● What you will do:
Reproduce verbatim the portion of the lunar-gravity solution starting at "r = radius of" and ending at "and the moon.".

━━ Exercise passage

Question

Calculate the magnitude of the acceleration due to gravity on the surface of Earth due to the Moon.

Answer 1

Answer:

$g'_h=1.096\times 10^{-5}\ m.s^{-2}$

Explanation:

We know that the gravity on the surface of the moon is,

• $g'=\frac{g}{6}$

• $g'=1.63\ m.s^{-2}$

Gravity at a height h above the surface of the moon will be given as:

$g'_h=\frac{G.m}{(r+h)^2}$ ..........................(1)

where:

G = universal gravitational constant

m = mass of the moon

r = radius of moon

We have:

• $G=6.67\times 10^{-11}\ m^3.s^{-2}.kg^{-1}$

• $m=7.35\times 10^{22}\ kg$

• $r=1.74\times 10^6\ m$

• $h=384.4\times 10^6\ m$ is the distance between the surface of the earth and the moon.

Now put the respective values in eq. (1)

$g'_h=\frac{6.67\times 10^{-11}\times 7.35\times 10^{22}}{(1.74\times 10^6+384.4\times 10^6)^2}$

$g'_h=1.096\times 10^{-5}\ m.s^{-2}$ is the gravity on the moon the earth-surface.

━━━━
━━ Data for review

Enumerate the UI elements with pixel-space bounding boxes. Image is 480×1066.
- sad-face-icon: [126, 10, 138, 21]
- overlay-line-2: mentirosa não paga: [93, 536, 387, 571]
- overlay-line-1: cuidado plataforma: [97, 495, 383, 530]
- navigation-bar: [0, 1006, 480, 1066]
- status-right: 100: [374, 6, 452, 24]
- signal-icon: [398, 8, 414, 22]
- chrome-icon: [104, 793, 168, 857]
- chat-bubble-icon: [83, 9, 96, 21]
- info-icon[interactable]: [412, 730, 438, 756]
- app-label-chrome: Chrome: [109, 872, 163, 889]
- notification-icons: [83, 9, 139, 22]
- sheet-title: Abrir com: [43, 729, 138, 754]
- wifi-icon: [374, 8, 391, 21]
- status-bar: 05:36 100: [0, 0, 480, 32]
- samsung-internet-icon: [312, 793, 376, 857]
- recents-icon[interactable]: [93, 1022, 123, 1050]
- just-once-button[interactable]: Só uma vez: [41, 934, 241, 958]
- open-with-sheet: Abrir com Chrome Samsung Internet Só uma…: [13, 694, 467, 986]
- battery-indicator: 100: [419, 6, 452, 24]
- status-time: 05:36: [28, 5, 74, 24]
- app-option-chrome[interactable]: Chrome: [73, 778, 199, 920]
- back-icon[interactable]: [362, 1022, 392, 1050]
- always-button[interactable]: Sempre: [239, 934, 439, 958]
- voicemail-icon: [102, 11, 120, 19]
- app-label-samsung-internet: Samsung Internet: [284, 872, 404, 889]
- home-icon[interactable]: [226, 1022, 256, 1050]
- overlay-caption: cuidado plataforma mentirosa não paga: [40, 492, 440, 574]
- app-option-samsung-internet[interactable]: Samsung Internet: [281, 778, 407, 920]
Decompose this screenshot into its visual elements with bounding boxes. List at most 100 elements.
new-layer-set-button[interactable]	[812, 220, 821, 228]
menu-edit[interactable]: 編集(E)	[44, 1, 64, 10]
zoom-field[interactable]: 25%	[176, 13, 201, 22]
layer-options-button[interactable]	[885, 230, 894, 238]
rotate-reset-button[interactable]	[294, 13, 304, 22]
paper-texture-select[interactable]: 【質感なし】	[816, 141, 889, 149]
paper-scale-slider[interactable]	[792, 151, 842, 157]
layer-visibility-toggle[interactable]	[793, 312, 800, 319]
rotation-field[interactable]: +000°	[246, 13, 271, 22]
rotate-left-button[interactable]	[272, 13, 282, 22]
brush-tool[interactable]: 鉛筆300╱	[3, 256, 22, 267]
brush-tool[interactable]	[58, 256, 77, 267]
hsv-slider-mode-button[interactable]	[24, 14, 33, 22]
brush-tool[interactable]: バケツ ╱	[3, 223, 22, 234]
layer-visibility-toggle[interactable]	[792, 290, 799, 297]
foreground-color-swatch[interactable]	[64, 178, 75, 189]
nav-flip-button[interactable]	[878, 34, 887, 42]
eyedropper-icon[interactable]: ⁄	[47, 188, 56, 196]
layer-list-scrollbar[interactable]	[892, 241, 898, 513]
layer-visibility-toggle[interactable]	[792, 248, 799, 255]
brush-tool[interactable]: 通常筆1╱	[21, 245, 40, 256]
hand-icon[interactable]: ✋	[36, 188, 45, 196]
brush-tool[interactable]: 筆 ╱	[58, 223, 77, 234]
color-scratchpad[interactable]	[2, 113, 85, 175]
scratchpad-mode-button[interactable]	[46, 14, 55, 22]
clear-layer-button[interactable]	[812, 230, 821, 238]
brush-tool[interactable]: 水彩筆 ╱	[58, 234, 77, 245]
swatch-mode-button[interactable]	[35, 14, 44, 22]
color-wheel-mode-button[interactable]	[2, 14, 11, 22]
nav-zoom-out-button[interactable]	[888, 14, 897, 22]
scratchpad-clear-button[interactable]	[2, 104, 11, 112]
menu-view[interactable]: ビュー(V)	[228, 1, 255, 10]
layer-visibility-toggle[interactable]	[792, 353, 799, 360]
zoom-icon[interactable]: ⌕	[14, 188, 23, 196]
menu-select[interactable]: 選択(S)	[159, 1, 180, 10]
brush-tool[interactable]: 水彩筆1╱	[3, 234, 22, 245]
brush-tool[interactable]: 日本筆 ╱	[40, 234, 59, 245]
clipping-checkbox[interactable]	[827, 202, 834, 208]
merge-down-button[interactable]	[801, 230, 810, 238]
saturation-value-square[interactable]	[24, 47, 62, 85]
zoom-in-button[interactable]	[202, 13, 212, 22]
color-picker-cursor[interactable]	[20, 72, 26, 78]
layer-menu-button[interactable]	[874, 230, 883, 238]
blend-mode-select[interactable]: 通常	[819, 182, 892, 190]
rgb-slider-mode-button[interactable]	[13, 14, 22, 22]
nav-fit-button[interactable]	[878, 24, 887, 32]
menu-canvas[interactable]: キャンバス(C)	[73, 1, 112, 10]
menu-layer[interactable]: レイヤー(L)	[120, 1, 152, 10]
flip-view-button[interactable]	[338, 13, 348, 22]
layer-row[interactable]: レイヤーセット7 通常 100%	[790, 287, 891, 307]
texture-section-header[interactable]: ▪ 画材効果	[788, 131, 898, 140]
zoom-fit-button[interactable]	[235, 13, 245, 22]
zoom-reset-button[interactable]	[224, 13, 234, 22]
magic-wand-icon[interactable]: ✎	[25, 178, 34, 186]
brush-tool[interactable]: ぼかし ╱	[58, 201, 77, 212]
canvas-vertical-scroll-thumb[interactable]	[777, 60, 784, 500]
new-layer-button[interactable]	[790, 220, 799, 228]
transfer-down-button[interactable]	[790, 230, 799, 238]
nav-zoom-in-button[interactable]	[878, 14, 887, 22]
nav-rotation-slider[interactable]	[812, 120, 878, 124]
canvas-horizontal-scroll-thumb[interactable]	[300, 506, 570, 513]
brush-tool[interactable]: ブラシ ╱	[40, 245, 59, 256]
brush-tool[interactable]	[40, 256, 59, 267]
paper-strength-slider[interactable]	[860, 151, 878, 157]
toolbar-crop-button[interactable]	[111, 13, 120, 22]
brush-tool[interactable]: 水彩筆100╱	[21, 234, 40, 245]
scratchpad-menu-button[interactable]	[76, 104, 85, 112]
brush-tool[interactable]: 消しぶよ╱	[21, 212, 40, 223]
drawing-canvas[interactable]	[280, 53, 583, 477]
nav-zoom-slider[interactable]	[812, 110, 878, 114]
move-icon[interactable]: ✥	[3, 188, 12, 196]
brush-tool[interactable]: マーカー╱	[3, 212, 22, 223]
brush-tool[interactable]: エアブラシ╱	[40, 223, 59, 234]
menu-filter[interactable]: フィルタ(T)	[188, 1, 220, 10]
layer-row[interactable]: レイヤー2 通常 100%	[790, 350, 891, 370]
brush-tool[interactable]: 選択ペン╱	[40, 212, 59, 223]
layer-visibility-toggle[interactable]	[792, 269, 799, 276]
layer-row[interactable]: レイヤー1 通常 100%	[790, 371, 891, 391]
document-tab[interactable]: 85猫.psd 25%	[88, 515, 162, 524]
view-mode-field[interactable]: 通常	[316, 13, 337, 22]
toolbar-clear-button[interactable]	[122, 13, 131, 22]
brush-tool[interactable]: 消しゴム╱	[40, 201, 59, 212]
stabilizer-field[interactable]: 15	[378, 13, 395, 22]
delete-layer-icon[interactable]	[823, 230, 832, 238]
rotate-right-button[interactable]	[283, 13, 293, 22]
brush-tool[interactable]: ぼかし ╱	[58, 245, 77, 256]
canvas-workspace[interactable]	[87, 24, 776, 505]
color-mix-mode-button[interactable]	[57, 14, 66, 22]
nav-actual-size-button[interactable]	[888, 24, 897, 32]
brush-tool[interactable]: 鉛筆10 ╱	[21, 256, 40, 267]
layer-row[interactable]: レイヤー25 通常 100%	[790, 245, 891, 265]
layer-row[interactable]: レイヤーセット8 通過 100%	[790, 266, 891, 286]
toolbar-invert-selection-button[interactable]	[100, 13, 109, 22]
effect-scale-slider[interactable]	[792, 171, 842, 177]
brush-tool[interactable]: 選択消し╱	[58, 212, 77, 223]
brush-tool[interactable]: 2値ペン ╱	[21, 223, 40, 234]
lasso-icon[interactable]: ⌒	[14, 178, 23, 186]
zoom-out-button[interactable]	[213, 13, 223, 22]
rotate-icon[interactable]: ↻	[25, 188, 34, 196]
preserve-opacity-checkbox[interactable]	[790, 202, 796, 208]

━━━━

● Solution:
r = radius of moon

We have:

• $G=6.67\times 10^{-11}\ m^3.s^{-2}.kg^{-1}$

• $m=7.35\times 10^{22}\ kg$

• $r=1.74\times 10^6\ m$

• $h=384.4\times 10^6\ m$ is the distance between the surface of the earth and the moon.